EXERCISE
Reproduce all entries verbatim, with nothing added or dropped.
***** PROVIDED RECORDS
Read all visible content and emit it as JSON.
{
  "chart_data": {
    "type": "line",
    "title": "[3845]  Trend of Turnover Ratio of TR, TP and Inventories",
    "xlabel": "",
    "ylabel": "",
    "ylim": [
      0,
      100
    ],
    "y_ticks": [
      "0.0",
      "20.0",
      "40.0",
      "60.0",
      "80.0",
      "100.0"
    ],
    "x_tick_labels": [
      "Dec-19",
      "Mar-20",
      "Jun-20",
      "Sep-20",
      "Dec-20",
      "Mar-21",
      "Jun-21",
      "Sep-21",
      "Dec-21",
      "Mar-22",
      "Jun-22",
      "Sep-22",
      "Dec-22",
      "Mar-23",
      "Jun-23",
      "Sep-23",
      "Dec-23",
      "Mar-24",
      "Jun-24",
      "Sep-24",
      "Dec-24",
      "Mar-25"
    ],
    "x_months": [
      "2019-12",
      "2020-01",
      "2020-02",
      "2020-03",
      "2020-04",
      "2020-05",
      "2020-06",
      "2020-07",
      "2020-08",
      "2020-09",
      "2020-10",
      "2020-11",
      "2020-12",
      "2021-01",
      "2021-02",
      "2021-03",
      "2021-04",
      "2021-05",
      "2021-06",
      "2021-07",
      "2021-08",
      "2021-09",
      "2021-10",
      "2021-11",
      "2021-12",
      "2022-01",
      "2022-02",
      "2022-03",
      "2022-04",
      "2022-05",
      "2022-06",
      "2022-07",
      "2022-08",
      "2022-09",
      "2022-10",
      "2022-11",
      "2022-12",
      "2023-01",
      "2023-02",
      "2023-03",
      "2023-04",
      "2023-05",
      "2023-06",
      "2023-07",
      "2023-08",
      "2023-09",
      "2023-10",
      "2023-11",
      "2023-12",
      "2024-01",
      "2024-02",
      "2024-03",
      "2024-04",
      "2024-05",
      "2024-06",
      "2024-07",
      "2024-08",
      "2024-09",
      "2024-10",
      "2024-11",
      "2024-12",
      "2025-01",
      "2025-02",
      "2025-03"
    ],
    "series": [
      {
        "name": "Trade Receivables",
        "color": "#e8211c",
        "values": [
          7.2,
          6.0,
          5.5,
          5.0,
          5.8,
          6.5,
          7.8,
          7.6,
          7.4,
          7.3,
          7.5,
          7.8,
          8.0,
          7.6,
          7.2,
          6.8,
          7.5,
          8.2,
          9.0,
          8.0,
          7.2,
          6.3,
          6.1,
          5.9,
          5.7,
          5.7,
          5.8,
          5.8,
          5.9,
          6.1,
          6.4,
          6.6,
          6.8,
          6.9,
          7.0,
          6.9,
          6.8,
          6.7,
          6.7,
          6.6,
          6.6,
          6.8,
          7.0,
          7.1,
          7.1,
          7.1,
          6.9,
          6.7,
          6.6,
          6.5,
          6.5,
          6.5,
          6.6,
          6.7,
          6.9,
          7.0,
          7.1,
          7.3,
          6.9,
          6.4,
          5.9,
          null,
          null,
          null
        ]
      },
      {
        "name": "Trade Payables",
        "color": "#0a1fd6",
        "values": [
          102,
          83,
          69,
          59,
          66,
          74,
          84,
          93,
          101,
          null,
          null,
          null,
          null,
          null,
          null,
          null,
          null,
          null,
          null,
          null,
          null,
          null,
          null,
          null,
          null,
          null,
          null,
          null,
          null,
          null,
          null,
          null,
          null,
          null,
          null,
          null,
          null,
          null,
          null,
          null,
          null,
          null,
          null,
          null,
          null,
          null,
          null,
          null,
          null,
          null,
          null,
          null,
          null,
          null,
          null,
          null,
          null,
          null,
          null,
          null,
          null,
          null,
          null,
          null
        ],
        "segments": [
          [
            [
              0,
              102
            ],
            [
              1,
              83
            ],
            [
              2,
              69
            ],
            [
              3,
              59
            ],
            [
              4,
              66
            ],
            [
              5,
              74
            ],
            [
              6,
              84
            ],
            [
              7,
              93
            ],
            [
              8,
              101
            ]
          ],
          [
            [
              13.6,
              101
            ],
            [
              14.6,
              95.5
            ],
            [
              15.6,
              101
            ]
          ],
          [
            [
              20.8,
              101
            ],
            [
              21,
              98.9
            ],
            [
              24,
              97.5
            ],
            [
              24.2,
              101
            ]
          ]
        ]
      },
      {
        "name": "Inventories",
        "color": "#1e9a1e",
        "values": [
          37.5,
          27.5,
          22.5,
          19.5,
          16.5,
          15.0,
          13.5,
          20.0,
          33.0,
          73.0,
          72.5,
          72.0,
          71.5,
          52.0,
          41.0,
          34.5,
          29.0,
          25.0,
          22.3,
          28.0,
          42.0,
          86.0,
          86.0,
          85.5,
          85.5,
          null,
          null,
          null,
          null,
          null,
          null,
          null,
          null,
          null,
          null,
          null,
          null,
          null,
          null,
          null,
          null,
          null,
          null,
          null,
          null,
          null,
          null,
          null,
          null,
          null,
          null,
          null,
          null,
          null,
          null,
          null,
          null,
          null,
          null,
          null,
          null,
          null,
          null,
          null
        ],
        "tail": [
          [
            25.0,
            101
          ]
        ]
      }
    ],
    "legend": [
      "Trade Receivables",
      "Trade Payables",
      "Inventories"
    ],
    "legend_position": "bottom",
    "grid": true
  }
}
**********
OUTPUT BELOW
Read all visible content and emit it as JSON.
{
  "chart_data": {
    "type": "line",
    "title": "[3845]  Trend of Turnover Ratio of TR, TP and Inventories",
    "xlabel": "",
    "ylabel": "",
    "ylim": [
      0,
      100
    ],
    "y_ticks": [
      "0.0",
      "20.0",
      "40.0",
      "60.0",
      "80.0",
      "100.0"
    ],
    "x_tick_labels": [
      "Dec-19",
      "Mar-20",
      "Jun-20",
      "Sep-20",
      "Dec-20",
      "Mar-21",
      "Jun-21",
      "Sep-21",
      "Dec-21",
      "Mar-22",
      "Jun-22",
      "Sep-22",
      "Dec-22",
      "Mar-23",
      "Jun-23",
      "Sep-23",
      "Dec-23",
      "Mar-24",
      "Jun-24",
      "Sep-24",
      "Dec-24",
      "Mar-25"
    ],
    "x_months": [
      "2019-12",
      "2020-01",
      "2020-02",
      "2020-03",
      "2020-04",
      "2020-05",
      "2020-06",
      "2020-07",
      "2020-08",
      "2020-09",
      "2020-10",
      "2020-11",
      "2020-12",
      "2021-01",
      "2021-02",
      "2021-03",
      "2021-04",
      "2021-05",
      "2021-06",
      "2021-07",
      "2021-08",
      "2021-09",
      "2021-10",
      "2021-11",
      "2021-12",
      "2022-01",
      "2022-02",
      "2022-03",
      "2022-04",
      "2022-05",
      "2022-06",
      "2022-07",
      "2022-08",
      "2022-09",
      "2022-10",
      "2022-11",
      "2022-12",
      "2023-01",
      "2023-02",
      "2023-03",
      "2023-04",
      "2023-05",
      "2023-06",
      "2023-07",
      "2023-08",
      "2023-09",
      "2023-10",
      "2023-11",
      "2023-12",
      "2024-01",
      "2024-02",
      "2024-03",
      "2024-04",
      "2024-05",
      "2024-06",
      "2024-07",
      "2024-08",
      "2024-09",
      "2024-10",
      "2024-11",
      "2024-12",
      "2025-01",
      "2025-02",
      "2025-03"
    ],
    "series": [
      {
        "name": "Trade Receivables",
        "color": "#e8211c",
        "values": [
          7.2,
          6.0,
          5.5,
          5.0,
          5.8,
          6.5,
          7.8,
          7.6,
          7.4,
          7.3,
          7.5,
          7.8,
          8.0,
          7.6,
          7.2,
          6.8,
          7.5,
          8.2,
          9.0,
          8.0,
          7.2,
          6.3,
          6.1,
          5.9,
          5.7,
          5.7,
          5.8,
          5.8,
          5.9,
          6.1,
          6.4,
          6.6,
          6.8,
          6.9,
          7.0,
          6.9,
          6.8,
          6.7,
          6.7,
          6.6,
          6.6,
          6.8,
          7.0,
          7.1,
          7.1,
          7.1,
          6.9,
          6.7,
          6.6,
          6.5,
          6.5,
          6.5,
          6.6,
          6.7,
          6.9,
          7.0,
          7.1,
          7.3,
          6.9,
          6.4,
          5.9,
          null,
          null,
          null
        ]
      },
      {
        "name": "Trade Payables",
        "color": "#0a1fd6",
        "values": [
          102,
          83,
          69,
          59,
          66,
          74,
          84,
          93,
          101,
          null,
          null,
          null,
          null,
          null,
          null,
          null,
          null,
          null,
          null,
          null,
          null,
          null,
          null,
          null,
          null,
          null,
          null,
          null,
          null,
          null,
          null,
          null,
          null,
          null,
          null,
          null,
          null,
          null,
          null,
          null,
          null,
          null,
          null,
          null,
          null,
          null,
          null,
          null,
          null,
          null,
          null,
          null,
          null,
          null,
          null,
          null,
          null,
          null,
          null,
          null,
          null,
          null,
          null,
          null
        ],
        "segments": [
          [
            [
              0,
              102
            ],
            [
              1,
              83
            ],
            [
              2,
              69
            ],
            [
              3,
              59
            ],
            [
              4,
              66
            ],
            [
              5,
              74
            ],
            [
              6,
              84
            ],
            [
              7,
              93
            ],
            [
              8,
              101
            ]
          ],
          [
            [
              13.6,
              101
            ],
            [
              14.6,
              95.5
            ],
            [
              15.6,
              101
            ]
          ],
          [
            [
              20.8,
              101
            ],
            [
              21,
              98.9
            ],
            [
              24,
              97.5
            ],
            [
              24.2,
              101
            ]
          ]
        ]
      },
      {
        "name": "Inventories",
        "color": "#1e9a1e",
        "values": [
          37.5,
          27.5,
          22.5,
          19.5,
          16.5,
          15.0,
          13.5,
          20.0,
          33.0,
          73.0,
          72.5,
          72.0,
          71.5,
          52.0,
          41.0,
          34.5,
          29.0,
          25.0,
          22.3,
          28.0,
          42.0,
          86.0,
          86.0,
          85.5,
          85.5,
          null,
          null,
          null,
          null,
          null,
          null,
          null,
          null,
          null,
          null,
          null,
          null,
          null,
          null,
          null,
          null,
          null,
          null,
          null,
          null,
          null,
          null,
          null,
          null,
          null,
          null,
          null,
          null,
          null,
          null,
          null,
          null,
          null,
          null,
          null,
          null,
          null,
          null,
          null
        ],
        "tail": [
          [
            25.0,
            101
          ]
        ]
      }
    ],
    "legend": [
      "Trade Receivables",
      "Trade Payables",
      "Inventories"
    ],
    "legend_position": "bottom",
    "grid": true
  }
}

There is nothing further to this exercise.